**Objective**
Each record below should be output verbatim, without pictures.
+++ Records for this exercise +++
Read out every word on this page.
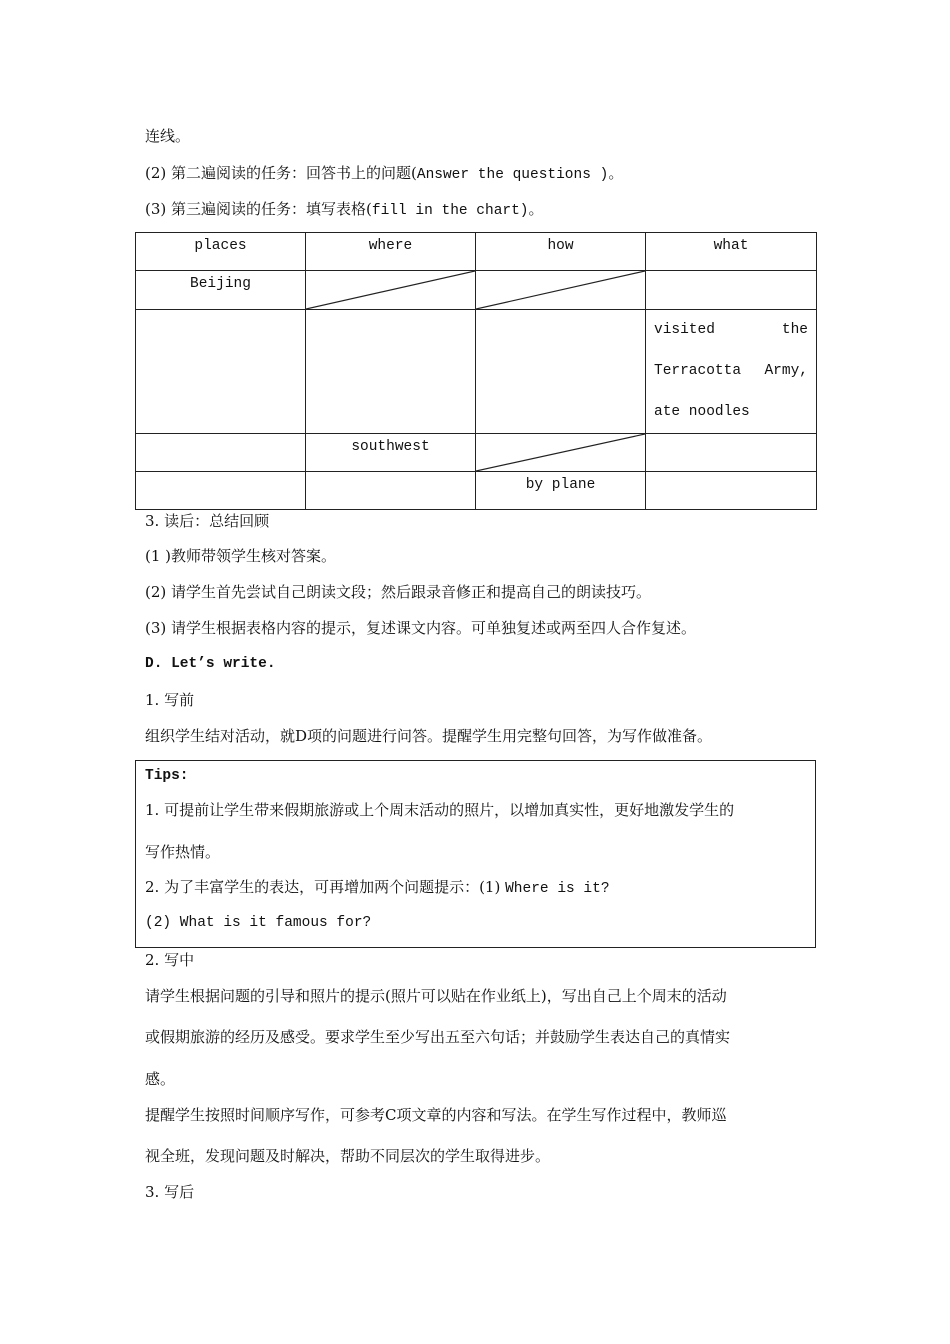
连线。
(2) 第二遍阅读的任务：回答书上的问题(Answer the questions )。
(3) 第三遍阅读的任务：填写表格(fill in the chart)。
places	where	how	what

Beijing

			visited the
Terracotta Army,
ate noodles

	southwest

		by plane	

3. 读后：总结回顾
(1 )教师带领学生核对答案。
(2) 请学生首先尝试自己朗读文段；然后跟录音修正和提高自己的朗读技巧。
(3) 请学生根据表格内容的提示，复述课文内容。可单独复述或两至四人合作复述。
D. Let’s write.
1. 写前
组织学生结对活动，就D项的问题进行问答。提醒学生用完整句回答，为写作做准备。
Tips:
1. 可提前让学生带来假期旅游或上个周末活动的照片，以增加真实性，更好地激发学生的
写作热情。
2. 为了丰富学生的表达，可再增加两个问题提示：(1) Where is it?
(2) What is it famous for?
2. 写中
请学生根据问题的引导和照片的提示(照片可以贴在作业纸上)，写出自己上个周末的活动
或假期旅游的经历及感受。要求学生至少写出五至六句话；并鼓励学生表达自己的真情实
感。
提醒学生按照时间顺序写作，可参考C项文章的内容和写法。在学生写作过程中，教师巡
视全班，发现问题及时解决，帮助不同层次的学生取得进步。
3. 写后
+++
**Exercise answer**
Read out every word on this page.
连线。
(2) 第二遍阅读的任务：回答书上的问题(Answer the questions )。
(3) 第三遍阅读的任务：填写表格(fill in the chart)。
places	where	how	what

Beijing

			visited the
Terracotta Army,
ate noodles

	southwest

		by plane	

3. 读后：总结回顾
(1 )教师带领学生核对答案。
(2) 请学生首先尝试自己朗读文段；然后跟录音修正和提高自己的朗读技巧。
(3) 请学生根据表格内容的提示，复述课文内容。可单独复述或两至四人合作复述。
D. Let’s write.
1. 写前
组织学生结对活动，就D项的问题进行问答。提醒学生用完整句回答，为写作做准备。
Tips:
1. 可提前让学生带来假期旅游或上个周末活动的照片，以增加真实性，更好地激发学生的
写作热情。
2. 为了丰富学生的表达，可再增加两个问题提示：(1) Where is it?
(2) What is it famous for?
2. 写中
请学生根据问题的引导和照片的提示(照片可以贴在作业纸上)，写出自己上个周末的活动
或假期旅游的经历及感受。要求学生至少写出五至六句话；并鼓励学生表达自己的真情实
感。
提醒学生按照时间顺序写作，可参考C项文章的内容和写法。在学生写作过程中，教师巡
视全班，发现问题及时解决，帮助不同层次的学生取得进步。
3. 写后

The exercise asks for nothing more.